==== EXCERPTED DATA

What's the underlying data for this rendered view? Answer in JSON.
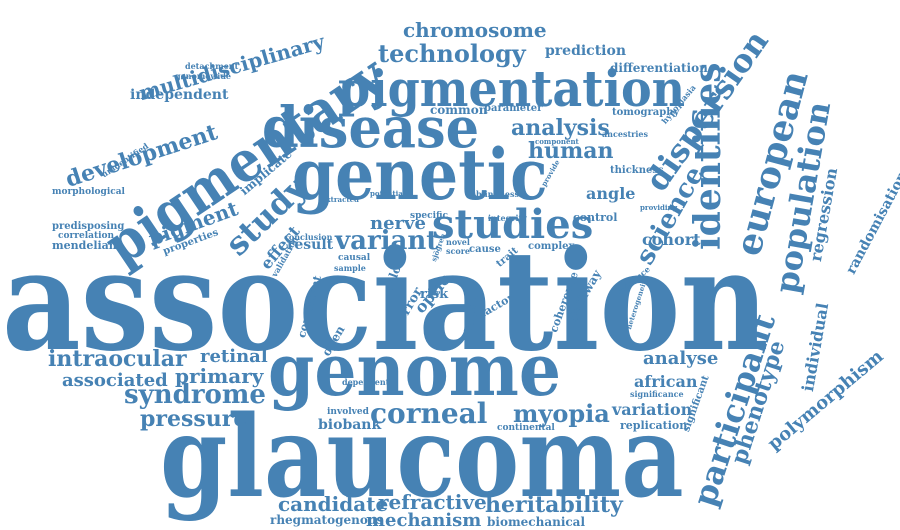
{
  "accent_color": "#4682b4",
  "background_color": "#ffffff",
  "words": [
    "association",
    "glaucoma",
    "genome",
    "genetic",
    "disease",
    "pigmentary",
    "pigmentation",
    "studies",
    "identifies",
    "european",
    "participant",
    "population",
    "dispersion",
    "corneal",
    "myopia",
    "heritability",
    "technology",
    "chromosome",
    "multidisciplinary",
    "development",
    "study",
    "pigment",
    "analysis",
    "human",
    "science",
    "variant",
    "nerve",
    "syndrome",
    "pressure",
    "intraocular",
    "associated",
    "primary",
    "retinal",
    "candidate",
    "refractive",
    "mechanism",
    "rhegmatogenous",
    "biomechanical",
    "biobank",
    "analyse",
    "african",
    "variation",
    "replication",
    "phenotype",
    "polymorphism",
    "individual",
    "regression",
    "randomisation",
    "cohort",
    "angle",
    "independent",
    "genomewide",
    "detachment",
    "prediction",
    "differentiation",
    "common",
    "parameter",
    "tomography",
    "mendelian",
    "predisposing",
    "correlation",
    "morphological",
    "unidentified",
    "properties",
    "effect",
    "result",
    "implicate",
    "optic",
    "risk",
    "error",
    "meta",
    "factor",
    "color",
    "open",
    "consistent",
    "dependent",
    "involved",
    "continental",
    "significance",
    "significant",
    "pathway",
    "coherence",
    "evidence",
    "heterogeneity",
    "thickness",
    "control",
    "complex",
    "cause",
    "novel",
    "score",
    "trait",
    "specific",
    "integrity",
    "blindness",
    "conclusion",
    "causal",
    "sample",
    "ancestries",
    "component",
    "extracted",
    "potential",
    "provide",
    "providing",
    "hypoplasia",
    "sjögren",
    "validation"
  ]
}
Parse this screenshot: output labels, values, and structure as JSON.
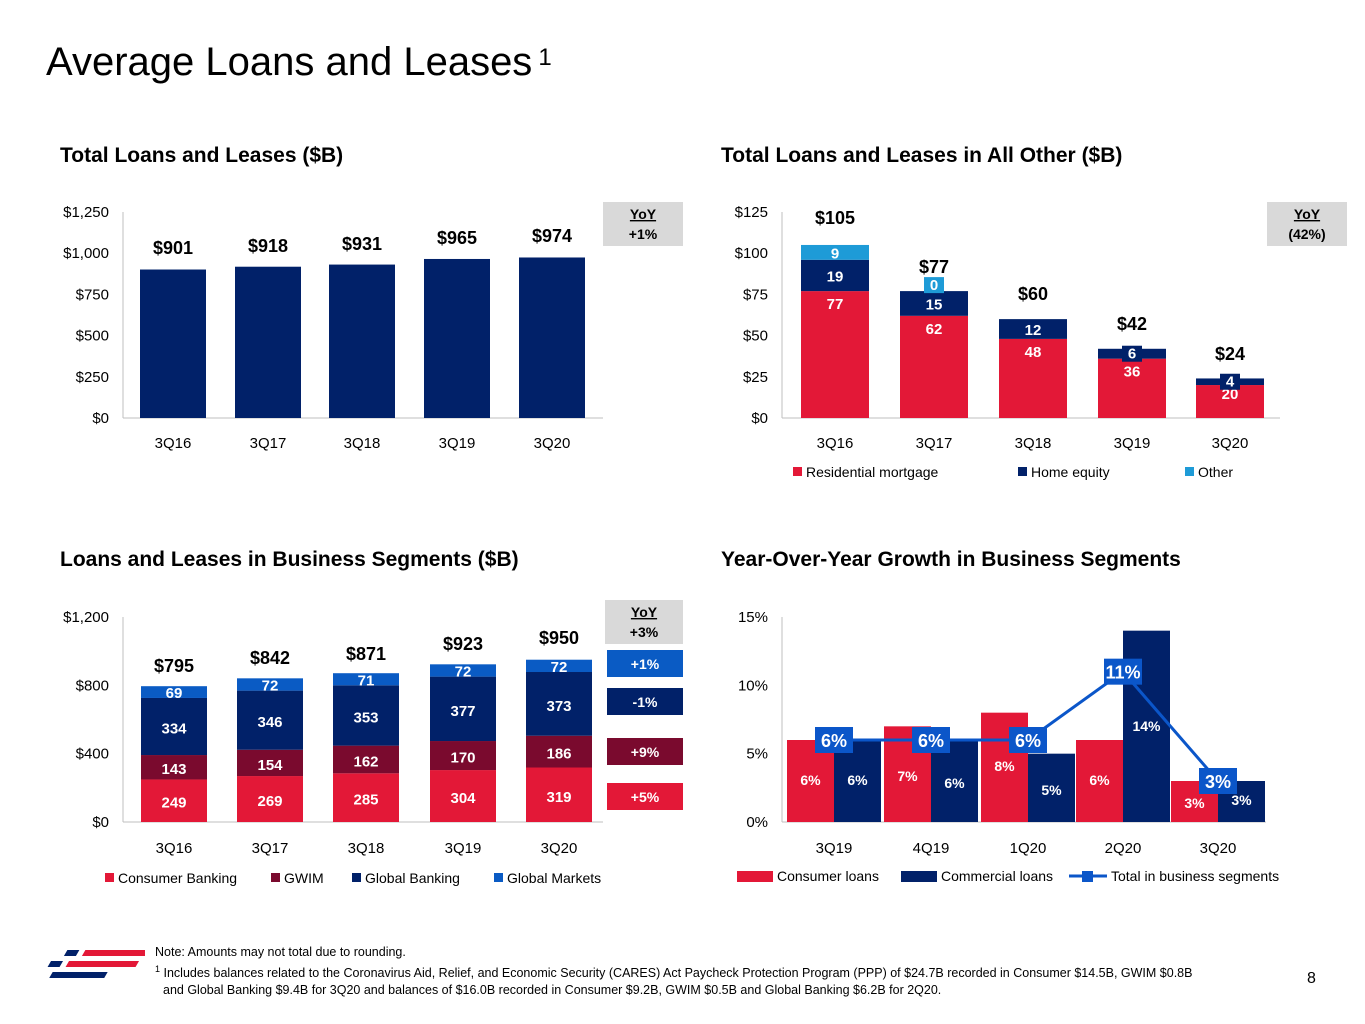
{
  "page": {
    "title": "Average Loans and Leases",
    "title_sup": "1",
    "page_number": "8",
    "note": "Note: Amounts may not total due to rounding.",
    "footnote_sup": "1",
    "footnote_line1": "Includes balances related to the Coronavirus Aid, Relief, and Economic Security (CARES) Act Paycheck Protection Program (PPP) of $24.7B recorded in Consumer $14.5B, GWIM $0.8B",
    "footnote_line2": "and Global Banking $9.4B for 3Q20 and balances of $16.0B recorded in Consumer $9.2B, GWIM $0.5B and Global Banking $6.2B for 2Q20.",
    "colors": {
      "navy": "#012169",
      "red": "#E31837",
      "maroon": "#7A0A2E",
      "blue": "#0A5BC4",
      "light_blue": "#1E9BD7",
      "line_blue": "#0B56C9"
    }
  },
  "chart_data": [
    {
      "type": "bar",
      "title": "Total Loans and Leases ($B)",
      "categories": [
        "3Q16",
        "3Q17",
        "3Q18",
        "3Q19",
        "3Q20"
      ],
      "values": [
        901,
        918,
        931,
        965,
        974
      ],
      "value_labels": [
        "$901",
        "$918",
        "$931",
        "$965",
        "$974"
      ],
      "yticks": [
        "$0",
        "$250",
        "$500",
        "$750",
        "$1,000",
        "$1,250"
      ],
      "ylim": [
        0,
        1250
      ],
      "yoy_header": "YoY",
      "yoy_value": "+1%"
    },
    {
      "type": "bar",
      "stacked": true,
      "title": "Total Loans and Leases in All Other ($B)",
      "categories": [
        "3Q16",
        "3Q17",
        "3Q18",
        "3Q19",
        "3Q20"
      ],
      "series": [
        {
          "name": "Residential mortgage",
          "values": [
            77,
            62,
            48,
            36,
            20
          ],
          "labels": [
            "77",
            "62",
            "48",
            "36",
            "20"
          ]
        },
        {
          "name": "Home equity",
          "values": [
            19,
            15,
            12,
            6,
            4
          ],
          "labels": [
            "19",
            "15",
            "12",
            "6",
            "4"
          ]
        },
        {
          "name": "Other",
          "values": [
            9,
            0,
            0,
            0,
            0
          ],
          "labels": [
            "9",
            "0",
            "",
            "",
            ""
          ]
        }
      ],
      "totals": [
        "$105",
        "$77",
        "$60",
        "$42",
        "$24"
      ],
      "yticks": [
        "$0",
        "$25",
        "$50",
        "$75",
        "$100",
        "$125"
      ],
      "ylim": [
        0,
        125
      ],
      "yoy_header": "YoY",
      "yoy_value": "(42%)"
    },
    {
      "type": "bar",
      "stacked": true,
      "title": "Loans and Leases in Business Segments ($B)",
      "categories": [
        "3Q16",
        "3Q17",
        "3Q18",
        "3Q19",
        "3Q20"
      ],
      "series": [
        {
          "name": "Consumer Banking",
          "values": [
            249,
            269,
            285,
            304,
            319
          ],
          "labels": [
            "249",
            "269",
            "285",
            "304",
            "319"
          ],
          "yoy": "+5%"
        },
        {
          "name": "GWIM",
          "values": [
            143,
            154,
            162,
            170,
            186
          ],
          "labels": [
            "143",
            "154",
            "162",
            "170",
            "186"
          ],
          "yoy": "+9%"
        },
        {
          "name": "Global Banking",
          "values": [
            334,
            346,
            353,
            377,
            373
          ],
          "labels": [
            "334",
            "346",
            "353",
            "377",
            "373"
          ],
          "yoy": "-1%"
        },
        {
          "name": "Global Markets",
          "values": [
            69,
            72,
            71,
            72,
            72
          ],
          "labels": [
            "69",
            "72",
            "71",
            "72",
            "72"
          ],
          "yoy": "+1%"
        }
      ],
      "totals": [
        "$795",
        "$842",
        "$871",
        "$923",
        "$950"
      ],
      "yticks": [
        "$0",
        "$400",
        "$800",
        "$1,200"
      ],
      "ylim": [
        0,
        1200
      ],
      "yoy_header": "YoY",
      "yoy_value": "+3%"
    },
    {
      "type": "bar",
      "title": "Year-Over-Year Growth in Business Segments",
      "categories": [
        "3Q19",
        "4Q19",
        "1Q20",
        "2Q20",
        "3Q20"
      ],
      "series": [
        {
          "name": "Consumer loans",
          "values": [
            6,
            7,
            8,
            6,
            3
          ],
          "labels": [
            "6%",
            "7%",
            "8%",
            "6%",
            "3%"
          ]
        },
        {
          "name": "Commercial loans",
          "values": [
            6,
            6,
            5,
            14,
            3
          ],
          "labels": [
            "6%",
            "6%",
            "5%",
            "14%",
            "3%"
          ]
        },
        {
          "name": "Total in business segments",
          "type": "line",
          "values": [
            6,
            6,
            6,
            11,
            3
          ],
          "labels": [
            "6%",
            "6%",
            "6%",
            "11%",
            "3%"
          ]
        }
      ],
      "yticks": [
        "0%",
        "5%",
        "10%",
        "15%"
      ],
      "ylim": [
        0,
        15
      ]
    }
  ]
}
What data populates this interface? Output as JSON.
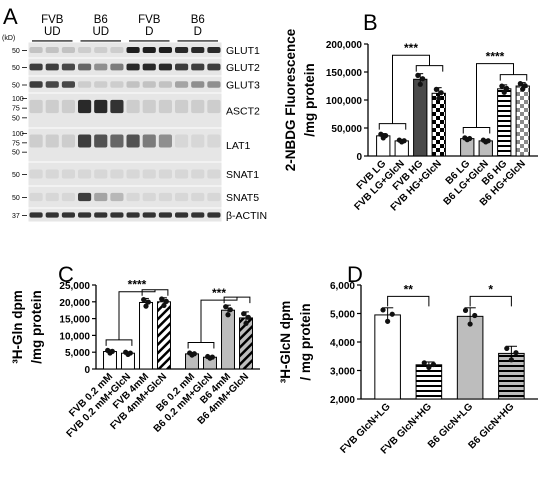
{
  "panel_a": {
    "letter": "A",
    "kd_label": "(kD)",
    "groups": [
      "FVB\nUD",
      "B6\nUD",
      "FVB\nD",
      "B6\nD"
    ],
    "lanes_per_group": 3,
    "blots": [
      {
        "label": "GLUT1",
        "markers": [
          "50"
        ],
        "bands": [
          0.15,
          0.15,
          0.15,
          0.1,
          0.1,
          0.1,
          0.95,
          0.95,
          0.95,
          0.9,
          0.9,
          0.9
        ]
      },
      {
        "label": "GLUT2",
        "markers": [
          "50"
        ],
        "bands": [
          0.8,
          0.8,
          0.75,
          0.6,
          0.4,
          0.5,
          0.9,
          0.9,
          0.9,
          0.8,
          0.8,
          0.8
        ]
      },
      {
        "label": "GLUT3",
        "markers": [
          "50"
        ],
        "bands": [
          0.8,
          0.75,
          0.75,
          0.1,
          0.1,
          0.1,
          0.15,
          0.15,
          0.15,
          0.3,
          0.4,
          0.4
        ]
      },
      {
        "label": "ASCT2",
        "markers": [
          "100",
          "75",
          "50"
        ],
        "bands": [
          0.1,
          0.1,
          0.1,
          0.9,
          0.9,
          0.85,
          0.1,
          0.1,
          0.1,
          0.1,
          0.1,
          0.1
        ]
      },
      {
        "label": "LAT1",
        "markers": [
          "100",
          "75",
          "50"
        ],
        "bands": [
          0.1,
          0.1,
          0.1,
          0.8,
          0.7,
          0.6,
          0.7,
          0.5,
          0.4,
          0.05,
          0.05,
          0.05
        ]
      },
      {
        "label": "SNAT1",
        "markers": [
          "50"
        ],
        "bands": [
          0.05,
          0.05,
          0.05,
          0.05,
          0.05,
          0.05,
          0.05,
          0.05,
          0.05,
          0.05,
          0.05,
          0.05
        ]
      },
      {
        "label": "SNAT5",
        "markers": [
          "50"
        ],
        "bands": [
          0.05,
          0.05,
          0.05,
          0.8,
          0.3,
          0.2,
          0.05,
          0.05,
          0.05,
          0.05,
          0.05,
          0.05
        ]
      },
      {
        "label": "β-ACTIN",
        "markers": [
          "37"
        ],
        "bands": [
          0.85,
          0.85,
          0.85,
          0.85,
          0.85,
          0.85,
          0.85,
          0.85,
          0.85,
          0.85,
          0.85,
          0.85
        ]
      }
    ]
  },
  "chart_data": [
    {
      "panel": "B",
      "type": "bar",
      "ylabel": "2-NBDG Fluorescence\n/mg protein",
      "ylim": [
        0,
        200000
      ],
      "yticks": [
        "0",
        "50,000",
        "100,000",
        "150,000",
        "200,000"
      ],
      "categories": [
        "FVB LG",
        "FVB LG+GlcN",
        "FVB HG",
        "FVB HG+GlcN",
        "B6 LG",
        "B6 LG+GlcN",
        "B6 HG",
        "B6 HG+GlcN"
      ],
      "values": [
        36000,
        27000,
        137000,
        112000,
        31000,
        27000,
        120000,
        125000
      ],
      "errors": [
        4000,
        2000,
        10000,
        10000,
        2000,
        2000,
        7000,
        6000
      ],
      "fills": [
        "white",
        "white",
        "dark",
        "checker",
        "gray",
        "gray",
        "hstripe",
        "graychecker"
      ],
      "significance": [
        {
          "label": "***",
          "groupA": [
            0,
            1
          ],
          "groupB": [
            2,
            3
          ],
          "y": 180000
        },
        {
          "label": "****",
          "groupA": [
            4,
            5
          ],
          "groupB": [
            6,
            7
          ],
          "y": 165000
        }
      ]
    },
    {
      "panel": "C",
      "type": "bar",
      "ylabel": "³H-Gln dpm\n/mg protein",
      "ylim": [
        0,
        25000
      ],
      "yticks": [
        "0",
        "5,000",
        "10,000",
        "15,000",
        "20,000",
        "25,000"
      ],
      "categories": [
        "FVB 0.2 mM",
        "FVB 0.2 mM+GlcN",
        "FVB 4mM",
        "FVB 4mM+GlcN",
        "B6 0.2 mM",
        "B6 0.2 mM+GlcN",
        "B6 4mM",
        "B6 4mM+GlcN"
      ],
      "values": [
        5200,
        4700,
        19800,
        20000,
        4500,
        3500,
        17500,
        15200
      ],
      "errors": [
        500,
        400,
        1200,
        1200,
        400,
        300,
        1500,
        1800
      ],
      "fills": [
        "white",
        "white",
        "white",
        "diag",
        "gray",
        "gray",
        "gray",
        "graydiag"
      ],
      "significance": [
        {
          "label": "****",
          "groupA": [
            0,
            1
          ],
          "groupB": [
            2,
            3
          ],
          "y": 23000
        },
        {
          "label": "***",
          "groupA": [
            4,
            5
          ],
          "groupB": [
            6,
            7
          ],
          "y": 20500
        }
      ]
    },
    {
      "panel": "D",
      "type": "bar",
      "ylabel": "³H-GlcN dpm\n/ mg protein",
      "ylim": [
        2000,
        6000
      ],
      "yticks": [
        "2,000",
        "3,000",
        "4,000",
        "5,000",
        "6,000"
      ],
      "categories": [
        "FVB GlcN+LG",
        "FVB GlcN+HG",
        "B6 GlcN+LG",
        "B6 GlcN+HG"
      ],
      "values": [
        4950,
        3200,
        4900,
        3600
      ],
      "errors": [
        250,
        100,
        300,
        250
      ],
      "fills": [
        "white",
        "hstripe",
        "gray",
        "grayhstripe"
      ],
      "significance": [
        {
          "label": "**",
          "groupA": [
            0
          ],
          "groupB": [
            1
          ],
          "y": 5600
        },
        {
          "label": "*",
          "groupA": [
            2
          ],
          "groupB": [
            3
          ],
          "y": 5600
        }
      ]
    }
  ]
}
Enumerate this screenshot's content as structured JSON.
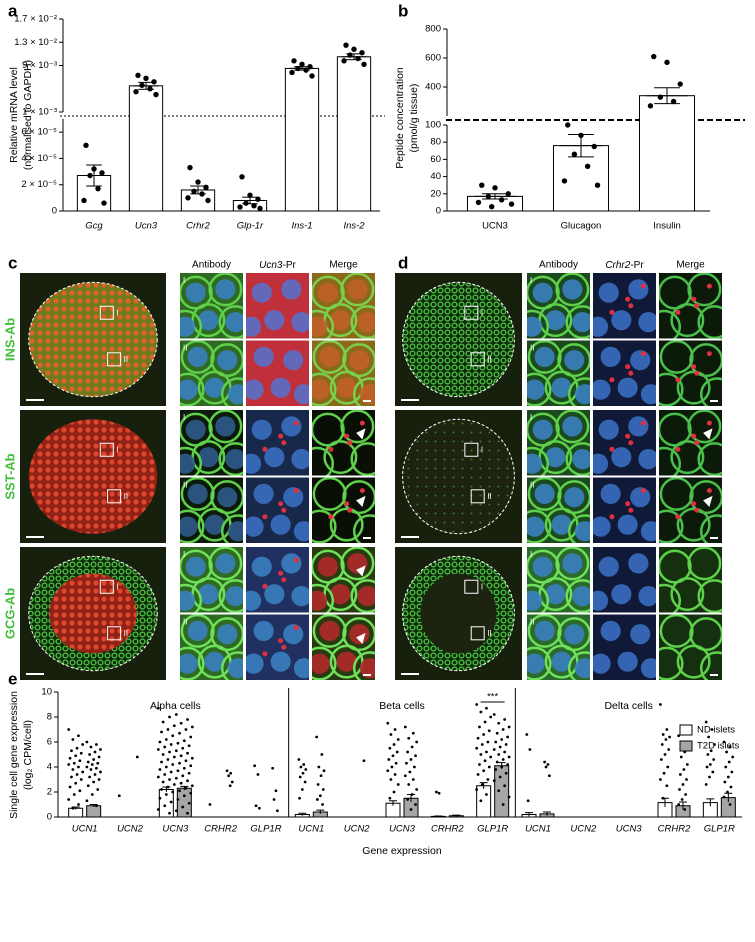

========

_WHAT THE TASK REQUIRES_
Write the number of lines in the data above that contain "Consumer", adding no other words.

_YOUR RESPONSE_
4